Text:
***
Mattress Firmness & ILD Ratings

ILD — Indentation Load Deflection — is the mattress industry’s primary firmness specification. It appears on product pages, in comparison articles, and in review rubrics as if it were a complete description of how a mattress will feel and perform. It is not. ILD is a single-point measurement taken under specific laboratory conditions that captures one dimension of foam mechanical behaviour — the elastic response at room temperature at a fixed strain rate. Everything that determines actual sleep performance — viscoelastic conformance over time, temperature sensitivity, layer interaction, long-term durability — is invisible to ILD alone. This article explains what ILD measures, where it falls short, and how to use it alongside the specifications that fill the gaps.
***
Given records:
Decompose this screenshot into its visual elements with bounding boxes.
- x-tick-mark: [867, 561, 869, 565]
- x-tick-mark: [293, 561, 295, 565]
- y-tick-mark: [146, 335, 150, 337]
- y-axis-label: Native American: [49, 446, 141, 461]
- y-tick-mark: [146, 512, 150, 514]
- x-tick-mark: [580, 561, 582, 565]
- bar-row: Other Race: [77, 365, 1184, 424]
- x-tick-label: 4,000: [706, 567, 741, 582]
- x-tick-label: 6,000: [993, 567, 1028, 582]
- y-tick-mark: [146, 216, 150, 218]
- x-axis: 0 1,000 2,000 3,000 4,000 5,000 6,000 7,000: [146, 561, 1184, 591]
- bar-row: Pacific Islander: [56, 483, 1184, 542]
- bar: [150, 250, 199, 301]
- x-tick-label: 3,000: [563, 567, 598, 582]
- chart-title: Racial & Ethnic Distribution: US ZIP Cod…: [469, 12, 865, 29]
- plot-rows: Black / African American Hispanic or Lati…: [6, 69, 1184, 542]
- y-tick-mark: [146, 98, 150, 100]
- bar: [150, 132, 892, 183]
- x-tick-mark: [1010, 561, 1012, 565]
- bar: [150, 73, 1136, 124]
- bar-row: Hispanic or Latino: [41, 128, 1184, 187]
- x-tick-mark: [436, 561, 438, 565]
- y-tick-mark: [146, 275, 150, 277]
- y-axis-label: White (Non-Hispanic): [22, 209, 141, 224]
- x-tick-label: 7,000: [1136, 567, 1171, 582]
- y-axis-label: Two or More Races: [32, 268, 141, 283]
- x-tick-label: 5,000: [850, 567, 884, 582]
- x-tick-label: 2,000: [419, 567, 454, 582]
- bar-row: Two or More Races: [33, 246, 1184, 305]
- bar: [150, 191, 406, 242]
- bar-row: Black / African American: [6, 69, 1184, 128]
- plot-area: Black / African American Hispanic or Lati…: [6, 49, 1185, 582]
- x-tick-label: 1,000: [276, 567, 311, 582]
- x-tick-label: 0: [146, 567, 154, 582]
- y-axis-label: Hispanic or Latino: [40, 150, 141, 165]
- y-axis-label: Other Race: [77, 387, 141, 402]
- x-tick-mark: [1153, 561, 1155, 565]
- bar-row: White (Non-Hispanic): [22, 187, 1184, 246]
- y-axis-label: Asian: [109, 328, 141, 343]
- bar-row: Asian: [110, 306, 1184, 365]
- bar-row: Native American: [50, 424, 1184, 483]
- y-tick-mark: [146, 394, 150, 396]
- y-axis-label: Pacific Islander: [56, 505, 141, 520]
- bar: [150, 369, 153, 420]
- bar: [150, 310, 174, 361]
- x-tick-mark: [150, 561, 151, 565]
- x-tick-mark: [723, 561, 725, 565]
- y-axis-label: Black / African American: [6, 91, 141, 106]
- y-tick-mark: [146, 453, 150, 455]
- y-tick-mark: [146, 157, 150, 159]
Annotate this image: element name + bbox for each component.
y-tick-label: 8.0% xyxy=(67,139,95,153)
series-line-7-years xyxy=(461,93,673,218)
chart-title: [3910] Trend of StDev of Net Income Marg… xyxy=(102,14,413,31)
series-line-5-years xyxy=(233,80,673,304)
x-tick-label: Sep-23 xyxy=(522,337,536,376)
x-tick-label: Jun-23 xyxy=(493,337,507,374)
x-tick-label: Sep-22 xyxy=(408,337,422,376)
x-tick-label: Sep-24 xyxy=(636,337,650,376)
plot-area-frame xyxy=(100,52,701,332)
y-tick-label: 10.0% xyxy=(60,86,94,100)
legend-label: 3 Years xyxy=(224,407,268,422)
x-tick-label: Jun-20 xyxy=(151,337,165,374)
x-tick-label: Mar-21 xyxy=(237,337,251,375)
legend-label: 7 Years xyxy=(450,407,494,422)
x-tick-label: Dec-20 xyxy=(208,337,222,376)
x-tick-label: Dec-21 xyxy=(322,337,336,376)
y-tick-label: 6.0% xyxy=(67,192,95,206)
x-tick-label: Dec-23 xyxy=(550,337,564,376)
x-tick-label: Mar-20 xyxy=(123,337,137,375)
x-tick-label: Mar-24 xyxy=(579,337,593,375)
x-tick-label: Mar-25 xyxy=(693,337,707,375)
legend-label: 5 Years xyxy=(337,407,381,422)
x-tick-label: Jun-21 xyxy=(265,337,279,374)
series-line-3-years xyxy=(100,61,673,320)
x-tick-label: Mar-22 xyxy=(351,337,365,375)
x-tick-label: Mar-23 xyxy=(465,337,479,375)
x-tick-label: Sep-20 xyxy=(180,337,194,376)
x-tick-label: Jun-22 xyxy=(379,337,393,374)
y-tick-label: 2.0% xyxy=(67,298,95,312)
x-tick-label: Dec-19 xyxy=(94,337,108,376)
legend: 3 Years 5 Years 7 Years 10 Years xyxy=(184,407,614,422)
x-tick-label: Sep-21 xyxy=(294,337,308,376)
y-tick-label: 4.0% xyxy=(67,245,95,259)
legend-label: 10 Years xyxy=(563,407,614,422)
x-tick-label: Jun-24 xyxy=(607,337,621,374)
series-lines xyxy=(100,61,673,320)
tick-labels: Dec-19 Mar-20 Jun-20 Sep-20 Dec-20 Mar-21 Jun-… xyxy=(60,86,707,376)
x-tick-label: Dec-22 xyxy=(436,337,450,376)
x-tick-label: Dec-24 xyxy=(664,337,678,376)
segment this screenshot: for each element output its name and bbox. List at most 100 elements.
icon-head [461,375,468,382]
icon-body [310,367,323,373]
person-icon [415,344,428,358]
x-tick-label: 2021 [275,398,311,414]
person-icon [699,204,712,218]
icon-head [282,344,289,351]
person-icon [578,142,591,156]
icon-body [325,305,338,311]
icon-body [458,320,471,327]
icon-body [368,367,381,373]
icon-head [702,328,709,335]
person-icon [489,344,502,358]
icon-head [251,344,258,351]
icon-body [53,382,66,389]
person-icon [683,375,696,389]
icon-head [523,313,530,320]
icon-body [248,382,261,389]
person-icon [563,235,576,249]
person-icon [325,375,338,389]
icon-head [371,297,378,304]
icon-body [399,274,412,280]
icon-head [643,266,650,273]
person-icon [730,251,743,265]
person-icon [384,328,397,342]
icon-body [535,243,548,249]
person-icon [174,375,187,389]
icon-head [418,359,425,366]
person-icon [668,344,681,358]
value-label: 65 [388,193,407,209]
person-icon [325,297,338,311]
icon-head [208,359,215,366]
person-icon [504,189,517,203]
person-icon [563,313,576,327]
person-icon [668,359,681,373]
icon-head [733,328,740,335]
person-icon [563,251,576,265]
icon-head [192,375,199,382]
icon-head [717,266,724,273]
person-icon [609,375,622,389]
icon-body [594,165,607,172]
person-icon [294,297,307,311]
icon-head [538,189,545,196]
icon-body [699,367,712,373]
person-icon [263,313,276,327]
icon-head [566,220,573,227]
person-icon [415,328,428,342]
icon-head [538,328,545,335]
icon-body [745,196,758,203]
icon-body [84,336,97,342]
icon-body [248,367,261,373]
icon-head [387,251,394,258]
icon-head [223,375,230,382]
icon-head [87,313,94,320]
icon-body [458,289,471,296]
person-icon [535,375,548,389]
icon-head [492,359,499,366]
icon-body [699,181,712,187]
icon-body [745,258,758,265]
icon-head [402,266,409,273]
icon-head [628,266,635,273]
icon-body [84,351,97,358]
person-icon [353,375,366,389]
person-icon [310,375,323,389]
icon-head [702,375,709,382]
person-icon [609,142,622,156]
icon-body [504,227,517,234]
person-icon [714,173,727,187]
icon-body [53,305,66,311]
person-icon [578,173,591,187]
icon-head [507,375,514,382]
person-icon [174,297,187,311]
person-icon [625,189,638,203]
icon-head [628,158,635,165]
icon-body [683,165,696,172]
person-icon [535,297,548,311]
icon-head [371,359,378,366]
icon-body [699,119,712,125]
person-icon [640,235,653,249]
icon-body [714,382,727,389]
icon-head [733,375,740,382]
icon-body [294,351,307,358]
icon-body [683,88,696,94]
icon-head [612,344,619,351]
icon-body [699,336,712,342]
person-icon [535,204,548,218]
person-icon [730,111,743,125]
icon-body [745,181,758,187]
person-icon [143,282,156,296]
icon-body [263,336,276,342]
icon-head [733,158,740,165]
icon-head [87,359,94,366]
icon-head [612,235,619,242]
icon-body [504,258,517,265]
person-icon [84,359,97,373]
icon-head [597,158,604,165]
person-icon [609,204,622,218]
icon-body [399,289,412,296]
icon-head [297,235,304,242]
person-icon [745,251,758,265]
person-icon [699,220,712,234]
***
Problem set:
a – Answer these about the mattress firmness text:
(i) What does the abbreviation ILD stand for?
(ii) At what temperature and strain rate does ILD capture the elastic response of foam?
(iii) Which four factors does the text say are invisible to ILD alone?
b – Extract everything in the mattress firmness text from "ILD — Indentation" down to "fill the gaps.".

Solutions to the problems:
a –
(i) Indentation Load Deflection.
(ii) At room temperature, at a fixed strain rate.
(iii) Viscoelastic conformance over time, temperature sensitivity, layer interaction, and long-term durability.

b –
ILD — Indentation Load Deflection — is the mattress industry’s primary firmness specification. It appears on product pages, in comparison articles, and in review rubrics as if it were a complete description of how a mattress will feel and perform. It is not. ILD is a single-point measurement taken under specific laboratory conditions that captures one dimension of foam mechanical behaviour — the elastic response at room temperature at a fixed strain rate. Everything that determines actual sleep performance — viscoelastic conformance over time, temperature sensitivity, layer interaction, long-term durability — is invisible to ILD alone. This article explains what ILD measures, where it falls short, and how to use it alongside the specifications that fill the gaps.